PROBLEM TO SOLVE | Quote every line of the material beneath this one.

DATA FOR THE TASK |
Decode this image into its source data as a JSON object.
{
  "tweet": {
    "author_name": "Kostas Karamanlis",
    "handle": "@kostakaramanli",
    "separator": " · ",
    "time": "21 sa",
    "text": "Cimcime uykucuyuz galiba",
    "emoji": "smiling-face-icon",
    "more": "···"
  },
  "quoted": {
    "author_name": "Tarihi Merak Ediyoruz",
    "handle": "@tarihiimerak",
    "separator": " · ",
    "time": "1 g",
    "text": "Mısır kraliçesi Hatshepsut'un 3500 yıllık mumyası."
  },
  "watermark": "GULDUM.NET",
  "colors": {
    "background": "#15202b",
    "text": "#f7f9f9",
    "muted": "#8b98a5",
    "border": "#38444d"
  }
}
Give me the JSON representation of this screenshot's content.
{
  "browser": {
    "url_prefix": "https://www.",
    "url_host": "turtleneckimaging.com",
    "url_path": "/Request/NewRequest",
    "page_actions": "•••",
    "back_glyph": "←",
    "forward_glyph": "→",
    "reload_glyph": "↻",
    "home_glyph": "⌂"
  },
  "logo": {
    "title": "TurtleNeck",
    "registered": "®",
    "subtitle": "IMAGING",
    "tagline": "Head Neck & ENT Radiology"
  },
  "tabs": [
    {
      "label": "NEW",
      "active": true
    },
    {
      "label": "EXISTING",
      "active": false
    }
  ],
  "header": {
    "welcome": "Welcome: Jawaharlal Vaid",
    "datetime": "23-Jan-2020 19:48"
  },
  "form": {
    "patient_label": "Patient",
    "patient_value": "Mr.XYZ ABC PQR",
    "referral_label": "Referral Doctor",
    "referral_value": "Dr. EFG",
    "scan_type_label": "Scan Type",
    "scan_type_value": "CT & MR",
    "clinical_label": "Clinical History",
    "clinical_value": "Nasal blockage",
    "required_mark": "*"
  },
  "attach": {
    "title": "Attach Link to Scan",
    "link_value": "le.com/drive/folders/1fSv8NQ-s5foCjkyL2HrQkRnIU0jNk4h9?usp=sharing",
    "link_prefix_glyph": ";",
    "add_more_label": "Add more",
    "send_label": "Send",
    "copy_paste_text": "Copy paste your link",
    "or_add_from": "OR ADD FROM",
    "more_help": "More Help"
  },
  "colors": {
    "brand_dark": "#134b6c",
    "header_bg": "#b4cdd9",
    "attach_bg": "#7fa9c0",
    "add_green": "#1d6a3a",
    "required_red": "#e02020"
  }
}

WRITTEN ANSWER |
Decode this image into its source data as a JSON object.
{
  "tweet": {
    "author_name": "Kostas Karamanlis",
    "handle": "@kostakaramanli",
    "separator": " · ",
    "time": "21 sa",
    "text": "Cimcime uykucuyuz galiba",
    "emoji": "smiling-face-icon",
    "more": "···"
  },
  "quoted": {
    "author_name": "Tarihi Merak Ediyoruz",
    "handle": "@tarihiimerak",
    "separator": " · ",
    "time": "1 g",
    "text": "Mısır kraliçesi Hatshepsut'un 3500 yıllık mumyası."
  },
  "watermark": "GULDUM.NET",
  "colors": {
    "background": "#15202b",
    "text": "#f7f9f9",
    "muted": "#8b98a5",
    "border": "#38444d"
  }
}
Give me the JSON representation of this screenshot's content.
{
  "browser": {
    "url_prefix": "https://www.",
    "url_host": "turtleneckimaging.com",
    "url_path": "/Request/NewRequest",
    "page_actions": "•••",
    "back_glyph": "←",
    "forward_glyph": "→",
    "reload_glyph": "↻",
    "home_glyph": "⌂"
  },
  "logo": {
    "title": "TurtleNeck",
    "registered": "®",
    "subtitle": "IMAGING",
    "tagline": "Head Neck & ENT Radiology"
  },
  "tabs": [
    {
      "label": "NEW",
      "active": true
    },
    {
      "label": "EXISTING",
      "active": false
    }
  ],
  "header": {
    "welcome": "Welcome: Jawaharlal Vaid",
    "datetime": "23-Jan-2020 19:48"
  },
  "form": {
    "patient_label": "Patient",
    "patient_value": "Mr.XYZ ABC PQR",
    "referral_label": "Referral Doctor",
    "referral_value": "Dr. EFG",
    "scan_type_label": "Scan Type",
    "scan_type_value": "CT & MR",
    "clinical_label": "Clinical History",
    "clinical_value": "Nasal blockage",
    "required_mark": "*"
  },
  "attach": {
    "title": "Attach Link to Scan",
    "link_value": "le.com/drive/folders/1fSv8NQ-s5foCjkyL2HrQkRnIU0jNk4h9?usp=sharing",
    "link_prefix_glyph": ";",
    "add_more_label": "Add more",
    "send_label": "Send",
    "copy_paste_text": "Copy paste your link",
    "or_add_from": "OR ADD FROM",
    "more_help": "More Help"
  },
  "colors": {
    "brand_dark": "#134b6c",
    "header_bg": "#b4cdd9",
    "attach_bg": "#7fa9c0",
    "add_green": "#1d6a3a",
    "required_red": "#e02020"
  }
}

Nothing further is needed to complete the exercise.